Reproduce all entries precisely, down to the last character.
▬▬▬
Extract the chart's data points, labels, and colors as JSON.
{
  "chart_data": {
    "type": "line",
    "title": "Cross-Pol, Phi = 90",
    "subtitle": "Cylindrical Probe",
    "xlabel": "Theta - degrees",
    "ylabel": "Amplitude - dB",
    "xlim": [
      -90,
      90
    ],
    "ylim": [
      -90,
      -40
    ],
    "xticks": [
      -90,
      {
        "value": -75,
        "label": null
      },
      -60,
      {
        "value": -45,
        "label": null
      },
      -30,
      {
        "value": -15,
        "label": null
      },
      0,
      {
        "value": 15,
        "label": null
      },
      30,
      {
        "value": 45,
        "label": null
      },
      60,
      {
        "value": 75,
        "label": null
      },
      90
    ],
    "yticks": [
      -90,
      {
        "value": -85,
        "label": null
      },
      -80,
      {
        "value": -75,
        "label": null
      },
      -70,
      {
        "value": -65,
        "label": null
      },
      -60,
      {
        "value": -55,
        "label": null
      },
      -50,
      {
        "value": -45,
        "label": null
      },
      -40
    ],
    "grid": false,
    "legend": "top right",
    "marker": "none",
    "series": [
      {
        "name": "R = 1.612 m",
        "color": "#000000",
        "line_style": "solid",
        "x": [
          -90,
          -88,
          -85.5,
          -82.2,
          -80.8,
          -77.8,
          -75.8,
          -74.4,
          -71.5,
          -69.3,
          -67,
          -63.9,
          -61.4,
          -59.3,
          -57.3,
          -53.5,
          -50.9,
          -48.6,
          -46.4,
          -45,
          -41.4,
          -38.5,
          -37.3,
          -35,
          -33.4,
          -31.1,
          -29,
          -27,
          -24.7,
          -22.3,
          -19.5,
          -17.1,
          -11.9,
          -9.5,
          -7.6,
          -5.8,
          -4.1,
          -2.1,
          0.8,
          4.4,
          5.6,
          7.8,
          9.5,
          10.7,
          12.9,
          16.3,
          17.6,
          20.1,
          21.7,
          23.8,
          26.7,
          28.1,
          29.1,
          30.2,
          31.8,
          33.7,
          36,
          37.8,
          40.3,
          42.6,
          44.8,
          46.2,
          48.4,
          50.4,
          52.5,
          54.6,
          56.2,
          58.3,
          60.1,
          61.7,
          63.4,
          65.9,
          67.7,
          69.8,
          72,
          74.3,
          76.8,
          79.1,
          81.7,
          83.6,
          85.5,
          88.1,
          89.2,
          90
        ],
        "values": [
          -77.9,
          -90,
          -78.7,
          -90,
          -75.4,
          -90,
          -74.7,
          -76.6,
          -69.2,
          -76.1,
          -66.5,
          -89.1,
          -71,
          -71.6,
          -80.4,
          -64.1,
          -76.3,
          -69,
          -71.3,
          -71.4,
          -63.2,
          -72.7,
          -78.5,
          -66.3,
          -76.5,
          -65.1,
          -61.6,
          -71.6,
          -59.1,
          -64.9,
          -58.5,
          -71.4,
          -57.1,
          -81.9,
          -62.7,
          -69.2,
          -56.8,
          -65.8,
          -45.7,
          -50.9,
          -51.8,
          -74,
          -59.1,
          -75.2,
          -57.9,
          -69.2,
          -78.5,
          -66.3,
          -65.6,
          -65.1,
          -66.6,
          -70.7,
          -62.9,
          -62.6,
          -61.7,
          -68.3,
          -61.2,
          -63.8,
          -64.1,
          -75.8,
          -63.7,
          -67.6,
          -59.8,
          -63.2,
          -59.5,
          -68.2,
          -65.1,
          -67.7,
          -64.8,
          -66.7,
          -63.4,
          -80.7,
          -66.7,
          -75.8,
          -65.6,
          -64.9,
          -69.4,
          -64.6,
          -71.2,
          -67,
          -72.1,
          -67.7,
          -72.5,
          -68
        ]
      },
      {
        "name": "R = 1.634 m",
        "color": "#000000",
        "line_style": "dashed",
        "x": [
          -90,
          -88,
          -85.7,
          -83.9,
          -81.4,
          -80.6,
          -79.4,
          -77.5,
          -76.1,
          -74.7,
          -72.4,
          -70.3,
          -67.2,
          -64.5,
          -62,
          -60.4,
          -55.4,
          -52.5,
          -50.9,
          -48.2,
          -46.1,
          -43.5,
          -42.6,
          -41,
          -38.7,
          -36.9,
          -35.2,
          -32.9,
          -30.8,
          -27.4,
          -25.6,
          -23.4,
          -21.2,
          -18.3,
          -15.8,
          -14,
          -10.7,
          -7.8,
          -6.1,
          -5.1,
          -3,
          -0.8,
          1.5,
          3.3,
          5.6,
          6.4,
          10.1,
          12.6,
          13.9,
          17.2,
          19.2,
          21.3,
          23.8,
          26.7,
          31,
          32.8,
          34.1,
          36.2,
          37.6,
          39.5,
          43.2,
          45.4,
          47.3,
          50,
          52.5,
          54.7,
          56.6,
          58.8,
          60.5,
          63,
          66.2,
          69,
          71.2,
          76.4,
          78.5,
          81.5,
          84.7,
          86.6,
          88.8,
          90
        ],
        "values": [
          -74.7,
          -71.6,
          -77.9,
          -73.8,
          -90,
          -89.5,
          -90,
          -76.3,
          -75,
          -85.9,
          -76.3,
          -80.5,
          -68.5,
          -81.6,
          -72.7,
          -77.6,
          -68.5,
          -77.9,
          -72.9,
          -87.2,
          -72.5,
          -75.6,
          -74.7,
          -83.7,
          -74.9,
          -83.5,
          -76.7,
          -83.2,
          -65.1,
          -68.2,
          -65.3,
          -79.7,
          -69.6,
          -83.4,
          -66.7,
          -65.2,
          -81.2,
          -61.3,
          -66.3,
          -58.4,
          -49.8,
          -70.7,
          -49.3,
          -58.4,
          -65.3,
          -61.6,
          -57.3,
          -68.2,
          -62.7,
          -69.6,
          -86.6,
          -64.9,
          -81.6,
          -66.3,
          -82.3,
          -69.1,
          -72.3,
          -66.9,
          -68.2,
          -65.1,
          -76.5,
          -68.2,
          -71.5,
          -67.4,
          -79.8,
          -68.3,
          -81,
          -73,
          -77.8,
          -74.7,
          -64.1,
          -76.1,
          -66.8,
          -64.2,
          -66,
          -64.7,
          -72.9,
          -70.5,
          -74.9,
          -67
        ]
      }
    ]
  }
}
▬▬▬
Worked solution —
Extract the chart's data points, labels, and colors as JSON.
{
  "chart_data": {
    "type": "line",
    "title": "Cross-Pol, Phi = 90",
    "subtitle": "Cylindrical Probe",
    "xlabel": "Theta - degrees",
    "ylabel": "Amplitude - dB",
    "xlim": [
      -90,
      90
    ],
    "ylim": [
      -90,
      -40
    ],
    "xticks": [
      -90,
      {
        "value": -75,
        "label": null
      },
      -60,
      {
        "value": -45,
        "label": null
      },
      -30,
      {
        "value": -15,
        "label": null
      },
      0,
      {
        "value": 15,
        "label": null
      },
      30,
      {
        "value": 45,
        "label": null
      },
      60,
      {
        "value": 75,
        "label": null
      },
      90
    ],
    "yticks": [
      -90,
      {
        "value": -85,
        "label": null
      },
      -80,
      {
        "value": -75,
        "label": null
      },
      -70,
      {
        "value": -65,
        "label": null
      },
      -60,
      {
        "value": -55,
        "label": null
      },
      -50,
      {
        "value": -45,
        "label": null
      },
      -40
    ],
    "grid": false,
    "legend": "top right",
    "marker": "none",
    "series": [
      {
        "name": "R = 1.612 m",
        "color": "#000000",
        "line_style": "solid",
        "x": [
          -90,
          -88,
          -85.5,
          -82.2,
          -80.8,
          -77.8,
          -75.8,
          -74.4,
          -71.5,
          -69.3,
          -67,
          -63.9,
          -61.4,
          -59.3,
          -57.3,
          -53.5,
          -50.9,
          -48.6,
          -46.4,
          -45,
          -41.4,
          -38.5,
          -37.3,
          -35,
          -33.4,
          -31.1,
          -29,
          -27,
          -24.7,
          -22.3,
          -19.5,
          -17.1,
          -11.9,
          -9.5,
          -7.6,
          -5.8,
          -4.1,
          -2.1,
          0.8,
          4.4,
          5.6,
          7.8,
          9.5,
          10.7,
          12.9,
          16.3,
          17.6,
          20.1,
          21.7,
          23.8,
          26.7,
          28.1,
          29.1,
          30.2,
          31.8,
          33.7,
          36,
          37.8,
          40.3,
          42.6,
          44.8,
          46.2,
          48.4,
          50.4,
          52.5,
          54.6,
          56.2,
          58.3,
          60.1,
          61.7,
          63.4,
          65.9,
          67.7,
          69.8,
          72,
          74.3,
          76.8,
          79.1,
          81.7,
          83.6,
          85.5,
          88.1,
          89.2,
          90
        ],
        "values": [
          -77.9,
          -90,
          -78.7,
          -90,
          -75.4,
          -90,
          -74.7,
          -76.6,
          -69.2,
          -76.1,
          -66.5,
          -89.1,
          -71,
          -71.6,
          -80.4,
          -64.1,
          -76.3,
          -69,
          -71.3,
          -71.4,
          -63.2,
          -72.7,
          -78.5,
          -66.3,
          -76.5,
          -65.1,
          -61.6,
          -71.6,
          -59.1,
          -64.9,
          -58.5,
          -71.4,
          -57.1,
          -81.9,
          -62.7,
          -69.2,
          -56.8,
          -65.8,
          -45.7,
          -50.9,
          -51.8,
          -74,
          -59.1,
          -75.2,
          -57.9,
          -69.2,
          -78.5,
          -66.3,
          -65.6,
          -65.1,
          -66.6,
          -70.7,
          -62.9,
          -62.6,
          -61.7,
          -68.3,
          -61.2,
          -63.8,
          -64.1,
          -75.8,
          -63.7,
          -67.6,
          -59.8,
          -63.2,
          -59.5,
          -68.2,
          -65.1,
          -67.7,
          -64.8,
          -66.7,
          -63.4,
          -80.7,
          -66.7,
          -75.8,
          -65.6,
          -64.9,
          -69.4,
          -64.6,
          -71.2,
          -67,
          -72.1,
          -67.7,
          -72.5,
          -68
        ]
      },
      {
        "name": "R = 1.634 m",
        "color": "#000000",
        "line_style": "dashed",
        "x": [
          -90,
          -88,
          -85.7,
          -83.9,
          -81.4,
          -80.6,
          -79.4,
          -77.5,
          -76.1,
          -74.7,
          -72.4,
          -70.3,
          -67.2,
          -64.5,
          -62,
          -60.4,
          -55.4,
          -52.5,
          -50.9,
          -48.2,
          -46.1,
          -43.5,
          -42.6,
          -41,
          -38.7,
          -36.9,
          -35.2,
          -32.9,
          -30.8,
          -27.4,
          -25.6,
          -23.4,
          -21.2,
          -18.3,
          -15.8,
          -14,
          -10.7,
          -7.8,
          -6.1,
          -5.1,
          -3,
          -0.8,
          1.5,
          3.3,
          5.6,
          6.4,
          10.1,
          12.6,
          13.9,
          17.2,
          19.2,
          21.3,
          23.8,
          26.7,
          31,
          32.8,
          34.1,
          36.2,
          37.6,
          39.5,
          43.2,
          45.4,
          47.3,
          50,
          52.5,
          54.7,
          56.6,
          58.8,
          60.5,
          63,
          66.2,
          69,
          71.2,
          76.4,
          78.5,
          81.5,
          84.7,
          86.6,
          88.8,
          90
        ],
        "values": [
          -74.7,
          -71.6,
          -77.9,
          -73.8,
          -90,
          -89.5,
          -90,
          -76.3,
          -75,
          -85.9,
          -76.3,
          -80.5,
          -68.5,
          -81.6,
          -72.7,
          -77.6,
          -68.5,
          -77.9,
          -72.9,
          -87.2,
          -72.5,
          -75.6,
          -74.7,
          -83.7,
          -74.9,
          -83.5,
          -76.7,
          -83.2,
          -65.1,
          -68.2,
          -65.3,
          -79.7,
          -69.6,
          -83.4,
          -66.7,
          -65.2,
          -81.2,
          -61.3,
          -66.3,
          -58.4,
          -49.8,
          -70.7,
          -49.3,
          -58.4,
          -65.3,
          -61.6,
          -57.3,
          -68.2,
          -62.7,
          -69.6,
          -86.6,
          -64.9,
          -81.6,
          -66.3,
          -82.3,
          -69.1,
          -72.3,
          -66.9,
          -68.2,
          -65.1,
          -76.5,
          -68.2,
          -71.5,
          -67.4,
          -79.8,
          -68.3,
          -81,
          -73,
          -77.8,
          -74.7,
          -64.1,
          -76.1,
          -66.8,
          -64.2,
          -66,
          -64.7,
          -72.9,
          -70.5,
          -74.9,
          -67
        ]
      }
    ]
  }
}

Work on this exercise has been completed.